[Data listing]

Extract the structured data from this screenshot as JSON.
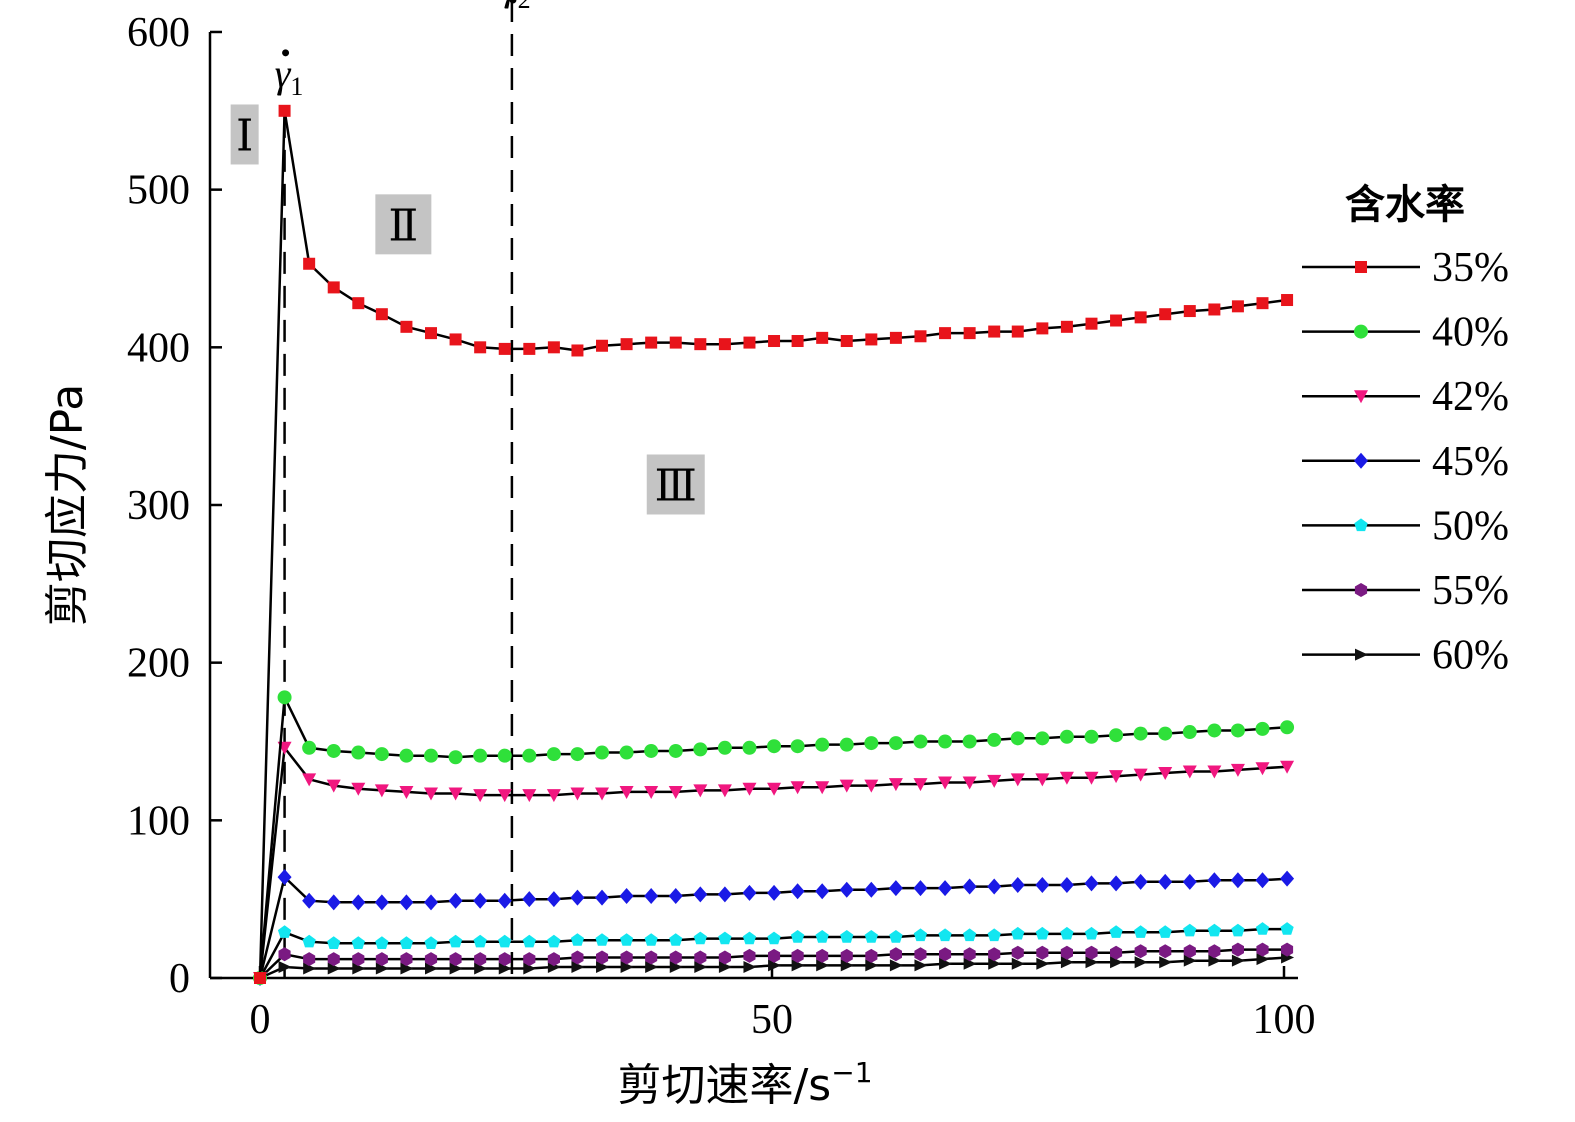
{
  "chart_data": {
    "type": "line",
    "xlabel": "剪切速率/s",
    "xlabel_sup": "−1",
    "ylabel": "剪切应力/Pa",
    "xlim": [
      -10,
      100
    ],
    "ylim": [
      0,
      600
    ],
    "xticks": [
      0,
      50,
      100
    ],
    "yticks": [
      0,
      100,
      200,
      300,
      400,
      500,
      600
    ],
    "grid": false,
    "legend": {
      "title": "含水率",
      "position": "right"
    },
    "annotations": {
      "gamma1": {
        "text": "γ",
        "sub": "1",
        "x": 2.4
      },
      "gamma2": {
        "text": "γ",
        "sub": "2",
        "x": 24.6
      },
      "regions": [
        {
          "text": "Ⅰ",
          "x": -1.5,
          "y": 535
        },
        {
          "text": "Ⅱ",
          "x": 14,
          "y": 478
        },
        {
          "text": "Ⅲ",
          "x": 40.6,
          "y": 313
        }
      ]
    },
    "series": [
      {
        "name": "35%",
        "color": "#e8141b",
        "marker": "square",
        "x": [
          0,
          2.4,
          4.8,
          7.2,
          9.6,
          11.9,
          14.3,
          16.7,
          19.1,
          21.5,
          23.9,
          26.3,
          28.7,
          31.0,
          33.4,
          35.8,
          38.2,
          40.6,
          43.0,
          45.4,
          47.8,
          50.2,
          52.5,
          54.9,
          57.3,
          59.7,
          62.1,
          64.5,
          66.9,
          69.3,
          71.7,
          74.0,
          76.4,
          78.8,
          81.2,
          83.6,
          86.0,
          88.4,
          90.8,
          93.2,
          95.5,
          97.9,
          100.3
        ],
        "y": [
          0,
          550,
          453,
          438,
          428,
          421,
          413,
          409,
          405,
          400,
          399,
          399,
          400,
          398,
          401,
          402,
          403,
          403,
          402,
          402,
          403,
          404,
          404,
          406,
          404,
          405,
          406,
          407,
          409,
          409,
          410,
          410,
          412,
          413,
          415,
          417,
          419,
          421,
          423,
          424,
          426,
          428,
          430
        ]
      },
      {
        "name": "40%",
        "color": "#2fe03a",
        "marker": "circle",
        "x": [
          0,
          2.4,
          4.8,
          7.2,
          9.6,
          11.9,
          14.3,
          16.7,
          19.1,
          21.5,
          23.9,
          26.3,
          28.7,
          31.0,
          33.4,
          35.8,
          38.2,
          40.6,
          43.0,
          45.4,
          47.8,
          50.2,
          52.5,
          54.9,
          57.3,
          59.7,
          62.1,
          64.5,
          66.9,
          69.3,
          71.7,
          74.0,
          76.4,
          78.8,
          81.2,
          83.6,
          86.0,
          88.4,
          90.8,
          93.2,
          95.5,
          97.9,
          100.3
        ],
        "y": [
          0,
          178,
          146,
          144,
          143,
          142,
          141,
          141,
          140,
          141,
          141,
          141,
          142,
          142,
          143,
          143,
          144,
          144,
          145,
          146,
          146,
          147,
          147,
          148,
          148,
          149,
          149,
          150,
          150,
          150,
          151,
          152,
          152,
          153,
          153,
          154,
          155,
          155,
          156,
          157,
          157,
          158,
          159
        ]
      },
      {
        "name": "42%",
        "color": "#f0177f",
        "marker": "triangle-down",
        "x": [
          0,
          2.4,
          4.8,
          7.2,
          9.6,
          11.9,
          14.3,
          16.7,
          19.1,
          21.5,
          23.9,
          26.3,
          28.7,
          31.0,
          33.4,
          35.8,
          38.2,
          40.6,
          43.0,
          45.4,
          47.8,
          50.2,
          52.5,
          54.9,
          57.3,
          59.7,
          62.1,
          64.5,
          66.9,
          69.3,
          71.7,
          74.0,
          76.4,
          78.8,
          81.2,
          83.6,
          86.0,
          88.4,
          90.8,
          93.2,
          95.5,
          97.9,
          100.3
        ],
        "y": [
          0,
          146,
          126,
          122,
          120,
          119,
          118,
          117,
          117,
          116,
          116,
          116,
          116,
          117,
          117,
          118,
          118,
          118,
          119,
          119,
          120,
          120,
          121,
          121,
          122,
          122,
          123,
          123,
          124,
          124,
          125,
          126,
          126,
          127,
          127,
          128,
          129,
          130,
          131,
          131,
          132,
          133,
          134
        ]
      },
      {
        "name": "45%",
        "color": "#1a1ae6",
        "marker": "diamond",
        "x": [
          0,
          2.4,
          4.8,
          7.2,
          9.6,
          11.9,
          14.3,
          16.7,
          19.1,
          21.5,
          23.9,
          26.3,
          28.7,
          31.0,
          33.4,
          35.8,
          38.2,
          40.6,
          43.0,
          45.4,
          47.8,
          50.2,
          52.5,
          54.9,
          57.3,
          59.7,
          62.1,
          64.5,
          66.9,
          69.3,
          71.7,
          74.0,
          76.4,
          78.8,
          81.2,
          83.6,
          86.0,
          88.4,
          90.8,
          93.2,
          95.5,
          97.9,
          100.3
        ],
        "y": [
          0,
          64,
          49,
          48,
          48,
          48,
          48,
          48,
          49,
          49,
          49,
          50,
          50,
          51,
          51,
          52,
          52,
          52,
          53,
          53,
          54,
          54,
          55,
          55,
          56,
          56,
          57,
          57,
          57,
          58,
          58,
          59,
          59,
          59,
          60,
          60,
          61,
          61,
          61,
          62,
          62,
          62,
          63
        ]
      },
      {
        "name": "50%",
        "color": "#12e6f0",
        "marker": "pentagon",
        "x": [
          0,
          2.4,
          4.8,
          7.2,
          9.6,
          11.9,
          14.3,
          16.7,
          19.1,
          21.5,
          23.9,
          26.3,
          28.7,
          31.0,
          33.4,
          35.8,
          38.2,
          40.6,
          43.0,
          45.4,
          47.8,
          50.2,
          52.5,
          54.9,
          57.3,
          59.7,
          62.1,
          64.5,
          66.9,
          69.3,
          71.7,
          74.0,
          76.4,
          78.8,
          81.2,
          83.6,
          86.0,
          88.4,
          90.8,
          93.2,
          95.5,
          97.9,
          100.3
        ],
        "y": [
          0,
          29,
          23,
          22,
          22,
          22,
          22,
          22,
          23,
          23,
          23,
          23,
          23,
          24,
          24,
          24,
          24,
          24,
          25,
          25,
          25,
          25,
          26,
          26,
          26,
          26,
          26,
          27,
          27,
          27,
          27,
          28,
          28,
          28,
          28,
          29,
          29,
          29,
          30,
          30,
          30,
          31,
          31
        ]
      },
      {
        "name": "55%",
        "color": "#7a1a82",
        "marker": "hexagon",
        "x": [
          0,
          2.4,
          4.8,
          7.2,
          9.6,
          11.9,
          14.3,
          16.7,
          19.1,
          21.5,
          23.9,
          26.3,
          28.7,
          31.0,
          33.4,
          35.8,
          38.2,
          40.6,
          43.0,
          45.4,
          47.8,
          50.2,
          52.5,
          54.9,
          57.3,
          59.7,
          62.1,
          64.5,
          66.9,
          69.3,
          71.7,
          74.0,
          76.4,
          78.8,
          81.2,
          83.6,
          86.0,
          88.4,
          90.8,
          93.2,
          95.5,
          97.9,
          100.3
        ],
        "y": [
          0,
          15,
          12,
          12,
          12,
          12,
          12,
          12,
          12,
          12,
          12,
          12,
          12,
          13,
          13,
          13,
          13,
          13,
          13,
          13,
          14,
          14,
          14,
          14,
          14,
          14,
          15,
          15,
          15,
          15,
          15,
          16,
          16,
          16,
          16,
          16,
          17,
          17,
          17,
          17,
          18,
          18,
          18
        ]
      },
      {
        "name": "60%",
        "color": "#111111",
        "marker": "triangle-right",
        "x": [
          0,
          2.4,
          4.8,
          7.2,
          9.6,
          11.9,
          14.3,
          16.7,
          19.1,
          21.5,
          23.9,
          26.3,
          28.7,
          31.0,
          33.4,
          35.8,
          38.2,
          40.6,
          43.0,
          45.4,
          47.8,
          50.2,
          52.5,
          54.9,
          57.3,
          59.7,
          62.1,
          64.5,
          66.9,
          69.3,
          71.7,
          74.0,
          76.4,
          78.8,
          81.2,
          83.6,
          86.0,
          88.4,
          90.8,
          93.2,
          95.5,
          97.9,
          100.3
        ],
        "y": [
          0,
          7,
          6,
          6,
          6,
          6,
          6,
          6,
          6,
          6,
          6,
          6,
          7,
          7,
          7,
          7,
          7,
          7,
          7,
          7,
          7,
          8,
          8,
          8,
          8,
          8,
          8,
          8,
          9,
          9,
          9,
          9,
          9,
          10,
          10,
          10,
          10,
          10,
          11,
          11,
          11,
          12,
          13
        ]
      }
    ]
  }
}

# [GIVEN REQUEST]
Look through the listing and extract every line with "name" in it.

# [FULL ANSWER]
        "name": "35%",
        "name": "40%",
        "name": "42%",
        "name": "45%",
        "name": "50%",
        "name": "55%",
        "name": "60%",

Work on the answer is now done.